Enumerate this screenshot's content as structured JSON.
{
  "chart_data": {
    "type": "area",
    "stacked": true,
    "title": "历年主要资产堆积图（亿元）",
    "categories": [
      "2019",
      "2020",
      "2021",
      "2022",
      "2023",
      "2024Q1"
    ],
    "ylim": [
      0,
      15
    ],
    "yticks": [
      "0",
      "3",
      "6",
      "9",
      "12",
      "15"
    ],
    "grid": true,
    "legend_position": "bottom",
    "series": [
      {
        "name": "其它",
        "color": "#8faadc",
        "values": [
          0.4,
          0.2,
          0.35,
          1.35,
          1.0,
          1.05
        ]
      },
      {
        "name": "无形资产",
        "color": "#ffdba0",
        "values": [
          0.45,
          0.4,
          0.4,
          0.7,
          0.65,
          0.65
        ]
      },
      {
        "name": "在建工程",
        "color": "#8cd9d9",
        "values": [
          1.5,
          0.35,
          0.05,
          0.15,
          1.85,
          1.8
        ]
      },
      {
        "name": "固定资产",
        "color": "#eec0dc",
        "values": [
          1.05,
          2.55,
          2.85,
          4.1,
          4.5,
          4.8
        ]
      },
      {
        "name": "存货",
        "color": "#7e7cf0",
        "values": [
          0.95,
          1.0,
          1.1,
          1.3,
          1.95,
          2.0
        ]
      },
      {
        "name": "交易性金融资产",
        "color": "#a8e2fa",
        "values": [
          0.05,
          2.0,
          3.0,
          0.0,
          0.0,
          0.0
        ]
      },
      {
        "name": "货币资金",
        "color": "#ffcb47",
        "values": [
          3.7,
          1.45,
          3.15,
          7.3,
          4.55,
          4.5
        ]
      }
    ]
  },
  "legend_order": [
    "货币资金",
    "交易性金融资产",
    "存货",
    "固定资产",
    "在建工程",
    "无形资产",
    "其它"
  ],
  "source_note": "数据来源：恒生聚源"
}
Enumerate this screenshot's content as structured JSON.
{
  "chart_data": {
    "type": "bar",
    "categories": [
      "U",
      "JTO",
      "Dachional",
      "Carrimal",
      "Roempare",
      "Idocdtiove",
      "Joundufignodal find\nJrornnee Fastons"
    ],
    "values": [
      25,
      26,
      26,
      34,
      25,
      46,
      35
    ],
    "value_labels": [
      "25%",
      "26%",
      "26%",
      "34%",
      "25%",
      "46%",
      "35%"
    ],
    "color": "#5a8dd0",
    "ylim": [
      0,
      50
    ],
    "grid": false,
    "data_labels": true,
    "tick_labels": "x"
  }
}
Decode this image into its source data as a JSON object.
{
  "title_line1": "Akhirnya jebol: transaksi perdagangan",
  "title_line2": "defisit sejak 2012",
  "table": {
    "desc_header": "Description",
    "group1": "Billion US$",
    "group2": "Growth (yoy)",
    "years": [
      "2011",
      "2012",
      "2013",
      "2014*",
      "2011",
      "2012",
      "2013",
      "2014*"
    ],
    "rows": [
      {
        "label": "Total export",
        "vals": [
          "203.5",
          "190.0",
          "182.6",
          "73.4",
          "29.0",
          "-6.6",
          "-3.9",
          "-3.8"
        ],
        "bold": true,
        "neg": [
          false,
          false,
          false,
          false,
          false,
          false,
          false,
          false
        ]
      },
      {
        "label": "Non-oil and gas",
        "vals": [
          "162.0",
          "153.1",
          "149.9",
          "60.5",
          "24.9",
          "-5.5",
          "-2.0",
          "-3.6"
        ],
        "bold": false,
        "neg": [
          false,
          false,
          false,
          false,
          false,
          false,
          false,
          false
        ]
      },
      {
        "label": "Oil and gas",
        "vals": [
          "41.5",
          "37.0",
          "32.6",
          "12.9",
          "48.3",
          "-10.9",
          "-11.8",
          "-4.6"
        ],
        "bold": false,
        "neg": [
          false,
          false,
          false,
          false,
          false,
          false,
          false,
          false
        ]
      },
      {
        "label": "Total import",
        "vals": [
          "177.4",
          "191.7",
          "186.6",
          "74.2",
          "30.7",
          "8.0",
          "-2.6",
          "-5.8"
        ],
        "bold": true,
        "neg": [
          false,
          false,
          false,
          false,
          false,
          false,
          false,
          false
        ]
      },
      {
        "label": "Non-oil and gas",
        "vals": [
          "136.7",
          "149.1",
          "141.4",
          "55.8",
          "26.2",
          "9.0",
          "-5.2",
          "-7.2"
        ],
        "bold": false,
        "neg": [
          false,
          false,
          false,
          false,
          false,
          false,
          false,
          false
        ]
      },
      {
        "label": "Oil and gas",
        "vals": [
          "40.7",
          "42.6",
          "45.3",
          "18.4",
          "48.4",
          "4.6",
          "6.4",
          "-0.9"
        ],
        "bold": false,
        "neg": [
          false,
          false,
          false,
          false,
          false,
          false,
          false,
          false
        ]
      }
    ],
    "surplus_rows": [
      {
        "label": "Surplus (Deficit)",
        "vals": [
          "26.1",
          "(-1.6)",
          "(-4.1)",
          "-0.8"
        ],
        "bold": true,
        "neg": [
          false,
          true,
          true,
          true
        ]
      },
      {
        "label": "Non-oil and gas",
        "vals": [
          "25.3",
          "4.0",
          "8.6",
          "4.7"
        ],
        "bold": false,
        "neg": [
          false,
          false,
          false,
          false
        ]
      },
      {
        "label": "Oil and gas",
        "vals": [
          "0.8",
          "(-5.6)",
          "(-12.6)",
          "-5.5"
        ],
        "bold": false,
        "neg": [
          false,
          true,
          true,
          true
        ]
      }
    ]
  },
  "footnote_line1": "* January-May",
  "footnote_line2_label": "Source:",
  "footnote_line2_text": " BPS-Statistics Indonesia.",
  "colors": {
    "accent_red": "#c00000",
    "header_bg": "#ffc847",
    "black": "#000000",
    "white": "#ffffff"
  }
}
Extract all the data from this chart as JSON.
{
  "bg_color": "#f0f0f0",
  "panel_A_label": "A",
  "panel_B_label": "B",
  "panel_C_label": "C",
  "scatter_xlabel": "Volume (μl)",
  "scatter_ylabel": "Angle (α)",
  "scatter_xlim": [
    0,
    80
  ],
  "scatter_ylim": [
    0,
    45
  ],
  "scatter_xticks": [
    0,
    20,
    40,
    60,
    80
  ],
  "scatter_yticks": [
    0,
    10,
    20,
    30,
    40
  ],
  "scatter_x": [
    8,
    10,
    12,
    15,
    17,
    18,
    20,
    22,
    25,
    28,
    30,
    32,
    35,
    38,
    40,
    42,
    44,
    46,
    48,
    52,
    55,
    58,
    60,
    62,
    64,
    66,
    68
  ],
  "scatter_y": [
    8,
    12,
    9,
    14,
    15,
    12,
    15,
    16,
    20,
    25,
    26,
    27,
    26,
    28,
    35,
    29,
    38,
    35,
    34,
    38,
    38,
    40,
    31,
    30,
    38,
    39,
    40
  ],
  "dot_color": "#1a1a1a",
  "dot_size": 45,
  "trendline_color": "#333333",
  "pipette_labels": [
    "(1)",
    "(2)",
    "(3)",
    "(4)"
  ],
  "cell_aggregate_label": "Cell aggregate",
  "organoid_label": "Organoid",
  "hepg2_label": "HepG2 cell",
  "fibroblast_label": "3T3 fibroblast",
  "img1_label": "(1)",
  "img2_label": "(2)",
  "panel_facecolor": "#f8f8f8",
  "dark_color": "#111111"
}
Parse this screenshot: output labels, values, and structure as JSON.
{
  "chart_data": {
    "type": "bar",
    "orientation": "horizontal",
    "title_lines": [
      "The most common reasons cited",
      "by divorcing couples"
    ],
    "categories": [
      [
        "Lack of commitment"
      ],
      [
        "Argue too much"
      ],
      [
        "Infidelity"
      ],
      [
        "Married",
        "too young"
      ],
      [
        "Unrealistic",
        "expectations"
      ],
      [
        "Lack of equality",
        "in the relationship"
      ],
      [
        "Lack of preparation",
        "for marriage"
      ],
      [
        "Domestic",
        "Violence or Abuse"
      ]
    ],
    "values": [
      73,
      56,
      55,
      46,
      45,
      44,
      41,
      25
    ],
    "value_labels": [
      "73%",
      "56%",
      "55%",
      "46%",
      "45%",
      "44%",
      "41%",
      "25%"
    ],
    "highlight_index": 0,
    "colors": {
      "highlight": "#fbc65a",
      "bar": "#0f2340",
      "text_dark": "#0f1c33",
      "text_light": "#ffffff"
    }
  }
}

EXERCISE INSTRUCTIONS> In the listing above, how many lines hold the word "name"? Give the number and nothing more.

FULL ANSWER> 7